> _Items_
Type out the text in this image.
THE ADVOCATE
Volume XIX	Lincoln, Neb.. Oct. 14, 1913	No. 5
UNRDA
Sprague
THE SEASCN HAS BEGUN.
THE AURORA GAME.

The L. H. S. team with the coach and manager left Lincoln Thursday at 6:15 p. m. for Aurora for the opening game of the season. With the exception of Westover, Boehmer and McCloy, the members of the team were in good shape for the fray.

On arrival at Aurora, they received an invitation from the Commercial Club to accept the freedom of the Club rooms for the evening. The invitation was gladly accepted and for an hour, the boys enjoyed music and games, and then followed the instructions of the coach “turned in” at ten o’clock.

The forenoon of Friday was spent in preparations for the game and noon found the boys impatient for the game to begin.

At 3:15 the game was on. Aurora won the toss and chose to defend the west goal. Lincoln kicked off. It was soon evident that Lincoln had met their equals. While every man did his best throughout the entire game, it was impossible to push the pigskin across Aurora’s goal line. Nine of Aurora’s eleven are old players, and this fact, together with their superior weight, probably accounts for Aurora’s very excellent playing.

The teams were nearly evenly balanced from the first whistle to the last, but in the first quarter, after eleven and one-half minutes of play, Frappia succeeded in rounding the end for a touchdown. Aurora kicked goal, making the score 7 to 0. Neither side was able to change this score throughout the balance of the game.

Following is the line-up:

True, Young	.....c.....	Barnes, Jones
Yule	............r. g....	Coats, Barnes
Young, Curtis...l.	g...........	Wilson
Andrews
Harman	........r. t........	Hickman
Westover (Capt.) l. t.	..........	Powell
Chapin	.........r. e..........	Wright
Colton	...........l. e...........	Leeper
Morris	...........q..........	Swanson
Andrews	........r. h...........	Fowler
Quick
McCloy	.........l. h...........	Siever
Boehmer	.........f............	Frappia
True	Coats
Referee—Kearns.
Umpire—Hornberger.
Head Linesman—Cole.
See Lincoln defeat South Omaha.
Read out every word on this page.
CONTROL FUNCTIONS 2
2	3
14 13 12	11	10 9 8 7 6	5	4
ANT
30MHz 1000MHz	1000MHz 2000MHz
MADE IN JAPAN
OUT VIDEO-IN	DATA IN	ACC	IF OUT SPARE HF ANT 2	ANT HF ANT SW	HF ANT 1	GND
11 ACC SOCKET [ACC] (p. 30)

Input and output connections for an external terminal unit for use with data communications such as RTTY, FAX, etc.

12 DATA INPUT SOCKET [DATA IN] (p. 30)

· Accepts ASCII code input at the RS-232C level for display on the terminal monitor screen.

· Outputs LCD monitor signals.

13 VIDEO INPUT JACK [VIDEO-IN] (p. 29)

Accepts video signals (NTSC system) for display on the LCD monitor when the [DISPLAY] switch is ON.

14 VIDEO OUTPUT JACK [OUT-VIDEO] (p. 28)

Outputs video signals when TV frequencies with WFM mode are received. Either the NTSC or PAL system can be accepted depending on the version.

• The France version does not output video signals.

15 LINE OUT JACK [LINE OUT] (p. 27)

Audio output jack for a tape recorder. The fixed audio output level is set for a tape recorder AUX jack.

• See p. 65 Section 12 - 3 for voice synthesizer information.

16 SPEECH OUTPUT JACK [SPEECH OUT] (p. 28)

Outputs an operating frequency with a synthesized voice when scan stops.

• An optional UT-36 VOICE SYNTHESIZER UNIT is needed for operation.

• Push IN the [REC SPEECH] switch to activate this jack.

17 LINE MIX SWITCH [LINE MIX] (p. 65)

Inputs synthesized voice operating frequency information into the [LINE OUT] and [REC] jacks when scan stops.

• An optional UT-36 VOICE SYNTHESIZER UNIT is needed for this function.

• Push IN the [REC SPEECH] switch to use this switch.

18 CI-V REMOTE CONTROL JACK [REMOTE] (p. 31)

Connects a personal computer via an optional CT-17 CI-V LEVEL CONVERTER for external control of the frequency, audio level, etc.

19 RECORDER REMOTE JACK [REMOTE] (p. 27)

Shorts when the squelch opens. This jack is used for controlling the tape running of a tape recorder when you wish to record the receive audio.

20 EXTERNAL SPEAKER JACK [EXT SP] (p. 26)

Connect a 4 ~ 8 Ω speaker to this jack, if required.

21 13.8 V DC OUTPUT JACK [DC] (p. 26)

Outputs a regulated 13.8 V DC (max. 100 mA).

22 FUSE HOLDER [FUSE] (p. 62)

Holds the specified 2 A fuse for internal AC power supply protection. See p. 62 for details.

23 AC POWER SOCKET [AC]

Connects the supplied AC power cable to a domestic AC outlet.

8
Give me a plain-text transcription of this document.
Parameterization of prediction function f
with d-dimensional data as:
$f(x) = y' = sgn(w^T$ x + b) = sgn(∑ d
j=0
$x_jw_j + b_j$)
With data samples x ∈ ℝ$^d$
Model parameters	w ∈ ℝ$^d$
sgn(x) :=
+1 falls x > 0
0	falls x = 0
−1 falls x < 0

> _What this task involves_
Give the listing again, word for word.

> _Exercise response_
Type out the text in this image.
THE ADVOCATE
Volume XIX	Lincoln, Neb.. Oct. 14, 1913	No. 5
UNRDA
Sprague
THE SEASCN HAS BEGUN.
THE AURORA GAME.

The L. H. S. team with the coach and manager left Lincoln Thursday at 6:15 p. m. for Aurora for the opening game of the season. With the exception of Westover, Boehmer and McCloy, the members of the team were in good shape for the fray.

On arrival at Aurora, they received an invitation from the Commercial Club to accept the freedom of the Club rooms for the evening. The invitation was gladly accepted and for an hour, the boys enjoyed music and games, and then followed the instructions of the coach “turned in” at ten o’clock.

The forenoon of Friday was spent in preparations for the game and noon found the boys impatient for the game to begin.

At 3:15 the game was on. Aurora won the toss and chose to defend the west goal. Lincoln kicked off. It was soon evident that Lincoln had met their equals. While every man did his best throughout the entire game, it was impossible to push the pigskin across Aurora’s goal line. Nine of Aurora’s eleven are old players, and this fact, together with their superior weight, probably accounts for Aurora’s very excellent playing.

The teams were nearly evenly balanced from the first whistle to the last, but in the first quarter, after eleven and one-half minutes of play, Frappia succeeded in rounding the end for a touchdown. Aurora kicked goal, making the score 7 to 0. Neither side was able to change this score throughout the balance of the game.

Following is the line-up:

True, Young	.....c.....	Barnes, Jones
Yule	............r. g....	Coats, Barnes
Young, Curtis...l.	g...........	Wilson
Andrews
Harman	........r. t........	Hickman
Westover (Capt.) l. t.	..........	Powell
Chapin	.........r. e..........	Wright
Colton	...........l. e...........	Leeper
Morris	...........q..........	Swanson
Andrews	........r. h...........	Fowler
Quick
McCloy	.........l. h...........	Siever
Boehmer	.........f............	Frappia
True	Coats
Referee—Kearns.
Umpire—Hornberger.
Head Linesman—Cole.
See Lincoln defeat South Omaha.
Read out every word on this page.
CONTROL FUNCTIONS 2
2	3
14 13 12	11	10 9 8 7 6	5	4
ANT
30MHz 1000MHz	1000MHz 2000MHz
MADE IN JAPAN
OUT VIDEO-IN	DATA IN	ACC	IF OUT SPARE HF ANT 2	ANT HF ANT SW	HF ANT 1	GND
11 ACC SOCKET [ACC] (p. 30)

Input and output connections for an external terminal unit for use with data communications such as RTTY, FAX, etc.

12 DATA INPUT SOCKET [DATA IN] (p. 30)

· Accepts ASCII code input at the RS-232C level for display on the terminal monitor screen.

· Outputs LCD monitor signals.

13 VIDEO INPUT JACK [VIDEO-IN] (p. 29)

Accepts video signals (NTSC system) for display on the LCD monitor when the [DISPLAY] switch is ON.

14 VIDEO OUTPUT JACK [OUT-VIDEO] (p. 28)

Outputs video signals when TV frequencies with WFM mode are received. Either the NTSC or PAL system can be accepted depending on the version.

• The France version does not output video signals.

15 LINE OUT JACK [LINE OUT] (p. 27)

Audio output jack for a tape recorder. The fixed audio output level is set for a tape recorder AUX jack.

• See p. 65 Section 12 - 3 for voice synthesizer information.

16 SPEECH OUTPUT JACK [SPEECH OUT] (p. 28)

Outputs an operating frequency with a synthesized voice when scan stops.

• An optional UT-36 VOICE SYNTHESIZER UNIT is needed for operation.

• Push IN the [REC SPEECH] switch to activate this jack.

17 LINE MIX SWITCH [LINE MIX] (p. 65)

Inputs synthesized voice operating frequency information into the [LINE OUT] and [REC] jacks when scan stops.

• An optional UT-36 VOICE SYNTHESIZER UNIT is needed for this function.

• Push IN the [REC SPEECH] switch to use this switch.

18 CI-V REMOTE CONTROL JACK [REMOTE] (p. 31)

Connects a personal computer via an optional CT-17 CI-V LEVEL CONVERTER for external control of the frequency, audio level, etc.

19 RECORDER REMOTE JACK [REMOTE] (p. 27)

Shorts when the squelch opens. This jack is used for controlling the tape running of a tape recorder when you wish to record the receive audio.

20 EXTERNAL SPEAKER JACK [EXT SP] (p. 26)

Connect a 4 ~ 8 Ω speaker to this jack, if required.

21 13.8 V DC OUTPUT JACK [DC] (p. 26)

Outputs a regulated 13.8 V DC (max. 100 mA).

22 FUSE HOLDER [FUSE] (p. 62)

Holds the specified 2 A fuse for internal AC power supply protection. See p. 62 for details.

23 AC POWER SOCKET [AC]

Connects the supplied AC power cable to a domestic AC outlet.

8
Give me a plain-text transcription of this document.
Parameterization of prediction function f
with d-dimensional data as:
$f(x) = y' = sgn(w^T$ x + b) = sgn(∑ d
j=0
$x_jw_j + b_j$)
With data samples x ∈ ℝ$^d$
Model parameters	w ∈ ℝ$^d$
sgn(x) :=
+1 falls x > 0
0	falls x = 0
−1 falls x < 0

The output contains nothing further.